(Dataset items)
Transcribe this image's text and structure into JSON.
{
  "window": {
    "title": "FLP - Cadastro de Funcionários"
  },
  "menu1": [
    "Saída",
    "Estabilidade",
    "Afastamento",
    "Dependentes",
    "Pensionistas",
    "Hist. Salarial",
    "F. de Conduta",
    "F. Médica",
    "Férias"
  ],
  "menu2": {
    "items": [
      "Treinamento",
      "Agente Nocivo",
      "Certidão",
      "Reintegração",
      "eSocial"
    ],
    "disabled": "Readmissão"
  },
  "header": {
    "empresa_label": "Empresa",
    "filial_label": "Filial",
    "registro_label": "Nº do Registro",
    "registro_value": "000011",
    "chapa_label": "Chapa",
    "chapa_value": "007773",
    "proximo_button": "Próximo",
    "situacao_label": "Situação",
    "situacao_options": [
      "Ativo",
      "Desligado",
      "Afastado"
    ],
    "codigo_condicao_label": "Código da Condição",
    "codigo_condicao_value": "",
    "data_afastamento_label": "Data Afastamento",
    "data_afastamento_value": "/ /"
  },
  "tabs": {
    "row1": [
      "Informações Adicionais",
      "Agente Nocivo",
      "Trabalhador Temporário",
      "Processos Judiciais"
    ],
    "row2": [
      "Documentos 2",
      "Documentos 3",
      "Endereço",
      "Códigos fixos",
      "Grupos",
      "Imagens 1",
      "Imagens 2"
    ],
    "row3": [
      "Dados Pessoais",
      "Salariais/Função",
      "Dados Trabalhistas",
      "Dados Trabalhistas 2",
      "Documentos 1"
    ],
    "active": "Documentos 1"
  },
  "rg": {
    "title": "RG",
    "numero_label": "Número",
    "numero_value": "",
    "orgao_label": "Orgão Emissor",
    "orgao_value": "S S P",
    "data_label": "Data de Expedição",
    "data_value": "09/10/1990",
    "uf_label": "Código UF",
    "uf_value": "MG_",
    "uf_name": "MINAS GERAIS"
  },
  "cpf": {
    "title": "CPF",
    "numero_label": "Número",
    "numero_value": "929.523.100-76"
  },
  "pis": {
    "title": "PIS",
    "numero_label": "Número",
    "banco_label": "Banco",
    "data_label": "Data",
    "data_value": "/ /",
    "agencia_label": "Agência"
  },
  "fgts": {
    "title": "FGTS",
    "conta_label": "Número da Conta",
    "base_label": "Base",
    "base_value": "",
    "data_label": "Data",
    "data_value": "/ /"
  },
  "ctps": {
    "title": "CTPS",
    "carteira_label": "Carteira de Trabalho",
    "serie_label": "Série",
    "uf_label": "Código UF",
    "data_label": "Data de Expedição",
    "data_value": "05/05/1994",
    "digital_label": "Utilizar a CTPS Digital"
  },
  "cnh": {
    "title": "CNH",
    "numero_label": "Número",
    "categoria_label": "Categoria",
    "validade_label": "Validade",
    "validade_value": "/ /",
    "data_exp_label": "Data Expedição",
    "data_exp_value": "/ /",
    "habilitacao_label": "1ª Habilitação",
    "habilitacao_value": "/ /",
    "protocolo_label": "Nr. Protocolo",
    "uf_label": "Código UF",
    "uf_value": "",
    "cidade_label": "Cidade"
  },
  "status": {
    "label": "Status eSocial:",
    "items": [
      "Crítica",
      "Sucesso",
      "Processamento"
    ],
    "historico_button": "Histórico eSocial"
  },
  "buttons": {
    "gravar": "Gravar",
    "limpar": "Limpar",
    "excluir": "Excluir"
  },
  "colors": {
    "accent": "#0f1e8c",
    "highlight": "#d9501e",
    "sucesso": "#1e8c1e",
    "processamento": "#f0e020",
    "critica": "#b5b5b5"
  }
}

§ Given instruction:
Write out every record, exactly as written.

§ Result:
Transcribe this image's text and structure into JSON.
{
  "window": {
    "title": "FLP - Cadastro de Funcionários"
  },
  "menu1": [
    "Saída",
    "Estabilidade",
    "Afastamento",
    "Dependentes",
    "Pensionistas",
    "Hist. Salarial",
    "F. de Conduta",
    "F. Médica",
    "Férias"
  ],
  "menu2": {
    "items": [
      "Treinamento",
      "Agente Nocivo",
      "Certidão",
      "Reintegração",
      "eSocial"
    ],
    "disabled": "Readmissão"
  },
  "header": {
    "empresa_label": "Empresa",
    "filial_label": "Filial",
    "registro_label": "Nº do Registro",
    "registro_value": "000011",
    "chapa_label": "Chapa",
    "chapa_value": "007773",
    "proximo_button": "Próximo",
    "situacao_label": "Situação",
    "situacao_options": [
      "Ativo",
      "Desligado",
      "Afastado"
    ],
    "codigo_condicao_label": "Código da Condição",
    "codigo_condicao_value": "",
    "data_afastamento_label": "Data Afastamento",
    "data_afastamento_value": "/ /"
  },
  "tabs": {
    "row1": [
      "Informações Adicionais",
      "Agente Nocivo",
      "Trabalhador Temporário",
      "Processos Judiciais"
    ],
    "row2": [
      "Documentos 2",
      "Documentos 3",
      "Endereço",
      "Códigos fixos",
      "Grupos",
      "Imagens 1",
      "Imagens 2"
    ],
    "row3": [
      "Dados Pessoais",
      "Salariais/Função",
      "Dados Trabalhistas",
      "Dados Trabalhistas 2",
      "Documentos 1"
    ],
    "active": "Documentos 1"
  },
  "rg": {
    "title": "RG",
    "numero_label": "Número",
    "numero_value": "",
    "orgao_label": "Orgão Emissor",
    "orgao_value": "S S P",
    "data_label": "Data de Expedição",
    "data_value": "09/10/1990",
    "uf_label": "Código UF",
    "uf_value": "MG_",
    "uf_name": "MINAS GERAIS"
  },
  "cpf": {
    "title": "CPF",
    "numero_label": "Número",
    "numero_value": "929.523.100-76"
  },
  "pis": {
    "title": "PIS",
    "numero_label": "Número",
    "banco_label": "Banco",
    "data_label": "Data",
    "data_value": "/ /",
    "agencia_label": "Agência"
  },
  "fgts": {
    "title": "FGTS",
    "conta_label": "Número da Conta",
    "base_label": "Base",
    "base_value": "",
    "data_label": "Data",
    "data_value": "/ /"
  },
  "ctps": {
    "title": "CTPS",
    "carteira_label": "Carteira de Trabalho",
    "serie_label": "Série",
    "uf_label": "Código UF",
    "data_label": "Data de Expedição",
    "data_value": "05/05/1994",
    "digital_label": "Utilizar a CTPS Digital"
  },
  "cnh": {
    "title": "CNH",
    "numero_label": "Número",
    "categoria_label": "Categoria",
    "validade_label": "Validade",
    "validade_value": "/ /",
    "data_exp_label": "Data Expedição",
    "data_exp_value": "/ /",
    "habilitacao_label": "1ª Habilitação",
    "habilitacao_value": "/ /",
    "protocolo_label": "Nr. Protocolo",
    "uf_label": "Código UF",
    "uf_value": "",
    "cidade_label": "Cidade"
  },
  "status": {
    "label": "Status eSocial:",
    "items": [
      "Crítica",
      "Sucesso",
      "Processamento"
    ],
    "historico_button": "Histórico eSocial"
  },
  "buttons": {
    "gravar": "Gravar",
    "limpar": "Limpar",
    "excluir": "Excluir"
  },
  "colors": {
    "accent": "#0f1e8c",
    "highlight": "#d9501e",
    "sucesso": "#1e8c1e",
    "processamento": "#f0e020",
    "critica": "#b5b5b5"
  }
}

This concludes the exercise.